EXERCISE OBJECTIVE
Copy every line of the following data that includes the string "Microsoft".

THE INPUT
** Begin **

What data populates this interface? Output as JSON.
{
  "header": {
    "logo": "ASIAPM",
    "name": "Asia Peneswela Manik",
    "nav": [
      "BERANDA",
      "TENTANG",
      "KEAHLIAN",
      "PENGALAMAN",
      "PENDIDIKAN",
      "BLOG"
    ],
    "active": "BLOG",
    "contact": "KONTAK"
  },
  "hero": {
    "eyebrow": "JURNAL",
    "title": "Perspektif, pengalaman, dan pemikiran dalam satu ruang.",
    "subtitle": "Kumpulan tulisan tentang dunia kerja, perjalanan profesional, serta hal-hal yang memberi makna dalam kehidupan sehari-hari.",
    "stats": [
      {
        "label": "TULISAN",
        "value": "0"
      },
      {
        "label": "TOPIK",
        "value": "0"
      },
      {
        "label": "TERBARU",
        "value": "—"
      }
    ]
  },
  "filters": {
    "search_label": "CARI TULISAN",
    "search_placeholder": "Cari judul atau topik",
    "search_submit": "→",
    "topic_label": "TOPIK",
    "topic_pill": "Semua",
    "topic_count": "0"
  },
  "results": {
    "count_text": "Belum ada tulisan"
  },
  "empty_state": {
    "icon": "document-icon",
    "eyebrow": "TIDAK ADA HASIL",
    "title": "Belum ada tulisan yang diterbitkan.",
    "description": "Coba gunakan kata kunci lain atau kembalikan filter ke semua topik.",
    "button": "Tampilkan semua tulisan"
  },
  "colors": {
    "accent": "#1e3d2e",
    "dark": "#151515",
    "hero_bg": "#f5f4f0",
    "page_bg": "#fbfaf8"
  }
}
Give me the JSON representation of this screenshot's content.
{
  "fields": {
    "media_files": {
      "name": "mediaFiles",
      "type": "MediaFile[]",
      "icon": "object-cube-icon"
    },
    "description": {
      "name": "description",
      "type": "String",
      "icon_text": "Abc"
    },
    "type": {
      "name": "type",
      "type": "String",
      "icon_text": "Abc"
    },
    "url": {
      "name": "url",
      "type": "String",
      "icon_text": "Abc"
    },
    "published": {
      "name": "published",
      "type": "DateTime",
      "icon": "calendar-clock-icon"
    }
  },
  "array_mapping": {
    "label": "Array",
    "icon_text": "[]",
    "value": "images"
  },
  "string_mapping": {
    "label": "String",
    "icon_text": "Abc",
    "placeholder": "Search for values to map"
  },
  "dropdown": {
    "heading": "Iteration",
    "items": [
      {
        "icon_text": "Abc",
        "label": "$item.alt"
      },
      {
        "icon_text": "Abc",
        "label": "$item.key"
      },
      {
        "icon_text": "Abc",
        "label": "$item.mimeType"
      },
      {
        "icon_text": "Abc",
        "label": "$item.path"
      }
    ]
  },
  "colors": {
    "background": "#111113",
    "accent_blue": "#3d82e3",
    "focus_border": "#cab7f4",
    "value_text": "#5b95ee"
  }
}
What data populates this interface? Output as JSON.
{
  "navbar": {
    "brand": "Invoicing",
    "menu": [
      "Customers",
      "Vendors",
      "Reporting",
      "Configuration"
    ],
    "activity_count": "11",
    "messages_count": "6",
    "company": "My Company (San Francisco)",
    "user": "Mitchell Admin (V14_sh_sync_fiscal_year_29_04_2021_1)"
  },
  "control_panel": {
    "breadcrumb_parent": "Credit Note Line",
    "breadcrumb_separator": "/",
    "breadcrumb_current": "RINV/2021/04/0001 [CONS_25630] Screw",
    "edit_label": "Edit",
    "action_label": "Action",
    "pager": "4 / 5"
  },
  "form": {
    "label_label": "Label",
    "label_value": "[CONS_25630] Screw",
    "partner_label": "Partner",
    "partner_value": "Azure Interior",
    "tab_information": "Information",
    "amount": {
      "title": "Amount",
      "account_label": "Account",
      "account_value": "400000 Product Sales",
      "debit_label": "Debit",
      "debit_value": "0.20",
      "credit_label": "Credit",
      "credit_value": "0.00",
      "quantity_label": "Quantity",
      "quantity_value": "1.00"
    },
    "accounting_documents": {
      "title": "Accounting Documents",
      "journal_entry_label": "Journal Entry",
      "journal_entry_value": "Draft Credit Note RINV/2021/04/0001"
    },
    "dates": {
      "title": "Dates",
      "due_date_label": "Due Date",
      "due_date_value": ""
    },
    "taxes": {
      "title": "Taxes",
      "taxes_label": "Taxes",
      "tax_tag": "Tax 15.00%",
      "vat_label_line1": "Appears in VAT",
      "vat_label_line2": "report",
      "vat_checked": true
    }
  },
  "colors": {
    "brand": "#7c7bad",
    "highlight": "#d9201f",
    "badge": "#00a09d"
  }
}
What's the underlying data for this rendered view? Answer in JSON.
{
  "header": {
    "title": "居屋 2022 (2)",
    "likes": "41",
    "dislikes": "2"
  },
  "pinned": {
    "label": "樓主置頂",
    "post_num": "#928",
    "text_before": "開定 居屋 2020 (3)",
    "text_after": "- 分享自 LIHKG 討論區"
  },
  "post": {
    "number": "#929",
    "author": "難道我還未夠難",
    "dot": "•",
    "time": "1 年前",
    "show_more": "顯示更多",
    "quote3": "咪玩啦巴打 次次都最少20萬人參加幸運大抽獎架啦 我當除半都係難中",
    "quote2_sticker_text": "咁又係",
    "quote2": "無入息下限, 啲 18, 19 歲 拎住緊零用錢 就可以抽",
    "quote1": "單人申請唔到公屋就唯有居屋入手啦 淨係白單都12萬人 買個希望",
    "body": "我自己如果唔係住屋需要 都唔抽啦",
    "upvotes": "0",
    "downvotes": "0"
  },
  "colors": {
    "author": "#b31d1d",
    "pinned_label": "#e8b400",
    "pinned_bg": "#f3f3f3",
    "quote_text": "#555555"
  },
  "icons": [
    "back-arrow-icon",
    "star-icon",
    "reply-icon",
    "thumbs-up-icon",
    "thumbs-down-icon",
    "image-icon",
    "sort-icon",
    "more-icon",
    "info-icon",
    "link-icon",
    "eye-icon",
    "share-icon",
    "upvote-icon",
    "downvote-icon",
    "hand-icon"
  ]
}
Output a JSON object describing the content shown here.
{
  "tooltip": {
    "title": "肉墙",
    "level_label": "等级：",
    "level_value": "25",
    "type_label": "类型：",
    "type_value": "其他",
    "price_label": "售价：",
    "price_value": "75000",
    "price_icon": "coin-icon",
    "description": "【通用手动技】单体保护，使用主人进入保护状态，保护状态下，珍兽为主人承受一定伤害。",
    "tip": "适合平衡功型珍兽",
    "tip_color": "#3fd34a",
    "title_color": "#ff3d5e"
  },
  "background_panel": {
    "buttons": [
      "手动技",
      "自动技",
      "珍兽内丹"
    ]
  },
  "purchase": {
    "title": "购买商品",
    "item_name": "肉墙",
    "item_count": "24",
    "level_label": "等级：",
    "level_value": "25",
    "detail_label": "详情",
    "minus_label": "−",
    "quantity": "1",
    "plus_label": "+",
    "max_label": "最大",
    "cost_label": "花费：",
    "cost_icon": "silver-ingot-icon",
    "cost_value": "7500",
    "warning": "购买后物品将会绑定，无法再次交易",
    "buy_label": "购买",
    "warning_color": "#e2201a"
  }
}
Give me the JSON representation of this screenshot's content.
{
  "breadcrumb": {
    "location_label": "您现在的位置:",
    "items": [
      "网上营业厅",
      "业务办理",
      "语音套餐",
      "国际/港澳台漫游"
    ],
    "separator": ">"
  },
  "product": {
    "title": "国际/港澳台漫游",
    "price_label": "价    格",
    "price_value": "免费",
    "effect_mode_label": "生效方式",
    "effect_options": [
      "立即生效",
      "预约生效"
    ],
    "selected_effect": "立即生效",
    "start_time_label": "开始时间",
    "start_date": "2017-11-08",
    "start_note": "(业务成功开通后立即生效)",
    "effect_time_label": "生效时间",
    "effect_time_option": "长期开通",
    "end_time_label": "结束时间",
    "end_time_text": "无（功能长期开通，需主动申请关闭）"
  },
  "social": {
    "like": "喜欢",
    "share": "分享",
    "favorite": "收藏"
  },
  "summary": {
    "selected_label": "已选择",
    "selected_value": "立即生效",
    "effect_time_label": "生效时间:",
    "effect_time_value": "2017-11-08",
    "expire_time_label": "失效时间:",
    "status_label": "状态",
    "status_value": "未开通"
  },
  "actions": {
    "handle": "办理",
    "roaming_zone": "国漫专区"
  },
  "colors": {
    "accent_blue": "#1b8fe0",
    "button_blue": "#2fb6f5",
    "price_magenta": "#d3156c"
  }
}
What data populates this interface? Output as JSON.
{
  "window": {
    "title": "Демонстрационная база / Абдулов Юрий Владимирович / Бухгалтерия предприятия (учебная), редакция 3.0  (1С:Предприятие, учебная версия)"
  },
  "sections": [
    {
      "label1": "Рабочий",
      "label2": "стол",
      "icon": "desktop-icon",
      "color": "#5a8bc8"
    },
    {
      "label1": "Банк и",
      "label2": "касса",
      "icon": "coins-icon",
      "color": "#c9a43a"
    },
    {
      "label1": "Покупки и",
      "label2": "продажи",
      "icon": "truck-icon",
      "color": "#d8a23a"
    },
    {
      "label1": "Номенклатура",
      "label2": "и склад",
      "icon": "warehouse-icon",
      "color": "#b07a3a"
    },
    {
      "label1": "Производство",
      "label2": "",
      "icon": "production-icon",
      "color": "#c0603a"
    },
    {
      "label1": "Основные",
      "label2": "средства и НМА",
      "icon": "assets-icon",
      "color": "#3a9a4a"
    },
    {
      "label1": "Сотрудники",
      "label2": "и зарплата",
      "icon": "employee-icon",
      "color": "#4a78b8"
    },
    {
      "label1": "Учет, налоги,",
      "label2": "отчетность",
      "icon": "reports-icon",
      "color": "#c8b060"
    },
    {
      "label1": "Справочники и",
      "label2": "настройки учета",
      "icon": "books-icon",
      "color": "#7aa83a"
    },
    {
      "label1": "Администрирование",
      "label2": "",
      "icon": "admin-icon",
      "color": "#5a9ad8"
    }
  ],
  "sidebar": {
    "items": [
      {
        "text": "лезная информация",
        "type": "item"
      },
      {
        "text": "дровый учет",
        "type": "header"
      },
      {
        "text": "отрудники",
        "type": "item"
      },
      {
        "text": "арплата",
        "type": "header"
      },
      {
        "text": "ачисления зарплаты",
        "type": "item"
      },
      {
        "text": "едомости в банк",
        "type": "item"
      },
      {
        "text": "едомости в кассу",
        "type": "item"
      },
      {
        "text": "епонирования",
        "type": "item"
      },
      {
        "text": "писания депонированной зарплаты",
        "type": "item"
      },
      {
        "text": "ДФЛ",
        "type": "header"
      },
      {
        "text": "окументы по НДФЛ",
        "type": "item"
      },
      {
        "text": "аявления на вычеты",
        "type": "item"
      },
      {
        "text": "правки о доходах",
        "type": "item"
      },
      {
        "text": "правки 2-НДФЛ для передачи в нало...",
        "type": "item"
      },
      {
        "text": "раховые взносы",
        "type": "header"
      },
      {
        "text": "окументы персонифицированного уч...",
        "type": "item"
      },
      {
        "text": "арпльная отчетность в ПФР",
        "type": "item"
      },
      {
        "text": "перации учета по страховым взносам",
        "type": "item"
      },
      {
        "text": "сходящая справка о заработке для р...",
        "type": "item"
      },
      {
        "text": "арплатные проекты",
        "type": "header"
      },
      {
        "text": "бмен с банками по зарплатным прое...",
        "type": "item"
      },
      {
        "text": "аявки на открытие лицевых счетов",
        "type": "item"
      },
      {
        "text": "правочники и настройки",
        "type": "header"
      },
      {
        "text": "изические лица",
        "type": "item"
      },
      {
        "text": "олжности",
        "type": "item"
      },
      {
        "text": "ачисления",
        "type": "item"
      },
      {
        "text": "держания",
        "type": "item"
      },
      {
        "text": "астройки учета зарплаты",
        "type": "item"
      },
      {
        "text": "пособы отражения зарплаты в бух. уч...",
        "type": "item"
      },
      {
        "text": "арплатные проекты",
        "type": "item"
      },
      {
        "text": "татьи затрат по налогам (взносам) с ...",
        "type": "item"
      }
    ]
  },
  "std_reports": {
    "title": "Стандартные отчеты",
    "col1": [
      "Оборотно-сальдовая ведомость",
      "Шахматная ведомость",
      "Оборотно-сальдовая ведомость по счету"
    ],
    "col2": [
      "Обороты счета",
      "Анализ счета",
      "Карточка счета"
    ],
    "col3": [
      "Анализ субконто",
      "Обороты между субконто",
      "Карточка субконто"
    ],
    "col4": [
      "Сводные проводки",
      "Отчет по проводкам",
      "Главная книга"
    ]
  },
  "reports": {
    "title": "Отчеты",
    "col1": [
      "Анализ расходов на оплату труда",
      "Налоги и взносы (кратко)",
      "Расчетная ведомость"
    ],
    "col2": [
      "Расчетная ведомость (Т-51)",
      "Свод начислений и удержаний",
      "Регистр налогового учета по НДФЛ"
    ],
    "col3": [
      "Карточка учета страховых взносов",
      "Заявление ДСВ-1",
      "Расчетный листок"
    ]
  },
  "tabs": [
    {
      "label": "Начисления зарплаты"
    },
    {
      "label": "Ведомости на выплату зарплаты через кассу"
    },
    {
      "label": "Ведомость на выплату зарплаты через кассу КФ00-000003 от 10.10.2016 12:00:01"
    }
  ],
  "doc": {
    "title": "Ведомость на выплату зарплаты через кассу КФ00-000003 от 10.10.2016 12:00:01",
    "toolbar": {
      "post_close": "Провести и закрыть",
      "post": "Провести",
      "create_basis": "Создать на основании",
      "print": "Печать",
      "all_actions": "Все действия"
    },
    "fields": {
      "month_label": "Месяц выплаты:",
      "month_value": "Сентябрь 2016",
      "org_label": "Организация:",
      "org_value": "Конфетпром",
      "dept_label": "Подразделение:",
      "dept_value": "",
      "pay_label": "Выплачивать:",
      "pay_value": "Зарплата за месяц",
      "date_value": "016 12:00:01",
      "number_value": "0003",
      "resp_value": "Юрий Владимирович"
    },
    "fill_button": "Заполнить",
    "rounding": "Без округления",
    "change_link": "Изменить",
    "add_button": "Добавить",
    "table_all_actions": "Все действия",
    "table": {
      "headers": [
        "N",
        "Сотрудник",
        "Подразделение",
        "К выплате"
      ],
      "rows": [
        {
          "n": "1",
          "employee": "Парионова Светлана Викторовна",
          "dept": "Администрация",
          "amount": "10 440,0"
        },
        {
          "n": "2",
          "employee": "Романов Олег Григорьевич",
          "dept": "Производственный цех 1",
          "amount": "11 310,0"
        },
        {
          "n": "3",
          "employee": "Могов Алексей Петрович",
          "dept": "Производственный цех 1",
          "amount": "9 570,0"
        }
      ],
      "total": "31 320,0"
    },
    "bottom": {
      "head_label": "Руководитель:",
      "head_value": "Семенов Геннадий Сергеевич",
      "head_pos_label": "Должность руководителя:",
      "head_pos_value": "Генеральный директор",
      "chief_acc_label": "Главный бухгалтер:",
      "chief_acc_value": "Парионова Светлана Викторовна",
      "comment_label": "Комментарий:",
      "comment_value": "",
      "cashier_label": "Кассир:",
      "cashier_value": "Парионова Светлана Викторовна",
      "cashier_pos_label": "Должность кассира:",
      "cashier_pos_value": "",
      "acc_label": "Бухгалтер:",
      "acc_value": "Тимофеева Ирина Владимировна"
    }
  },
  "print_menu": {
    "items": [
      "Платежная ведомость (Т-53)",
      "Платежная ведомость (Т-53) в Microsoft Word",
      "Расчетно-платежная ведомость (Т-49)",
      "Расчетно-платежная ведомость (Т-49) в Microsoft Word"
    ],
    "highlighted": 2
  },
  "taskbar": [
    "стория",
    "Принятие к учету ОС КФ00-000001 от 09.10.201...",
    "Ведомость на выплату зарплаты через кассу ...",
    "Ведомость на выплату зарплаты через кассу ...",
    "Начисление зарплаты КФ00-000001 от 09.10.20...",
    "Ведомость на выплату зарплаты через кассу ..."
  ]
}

** End **

FULL RESPONSE
      "Платежная ведомость (Т-53) в Microsoft Word",
      "Расчетно-платежная ведомость (Т-49) в Microsoft Word"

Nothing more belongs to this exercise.